(Dataset records)

------------------------------

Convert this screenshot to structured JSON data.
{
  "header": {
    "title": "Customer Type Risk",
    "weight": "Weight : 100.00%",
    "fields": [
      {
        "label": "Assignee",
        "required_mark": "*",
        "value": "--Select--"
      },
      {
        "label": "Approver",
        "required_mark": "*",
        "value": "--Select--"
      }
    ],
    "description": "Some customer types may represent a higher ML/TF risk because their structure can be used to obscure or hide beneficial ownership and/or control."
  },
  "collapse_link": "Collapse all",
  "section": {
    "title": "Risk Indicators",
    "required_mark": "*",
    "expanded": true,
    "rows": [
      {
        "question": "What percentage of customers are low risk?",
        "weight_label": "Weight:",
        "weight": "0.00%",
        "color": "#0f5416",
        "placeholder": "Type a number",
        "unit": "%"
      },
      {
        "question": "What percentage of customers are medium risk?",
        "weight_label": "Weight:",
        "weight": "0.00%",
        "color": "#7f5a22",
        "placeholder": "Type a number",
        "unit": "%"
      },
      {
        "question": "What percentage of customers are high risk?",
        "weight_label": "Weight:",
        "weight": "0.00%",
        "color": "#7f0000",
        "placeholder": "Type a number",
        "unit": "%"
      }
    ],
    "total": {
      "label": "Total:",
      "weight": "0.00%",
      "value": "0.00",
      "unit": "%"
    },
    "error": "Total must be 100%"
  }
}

------------------------------

> [Challenge]:
Count the lines of these entries that hold the string "color", and give only that number.

> [Reply to the exercise]:
3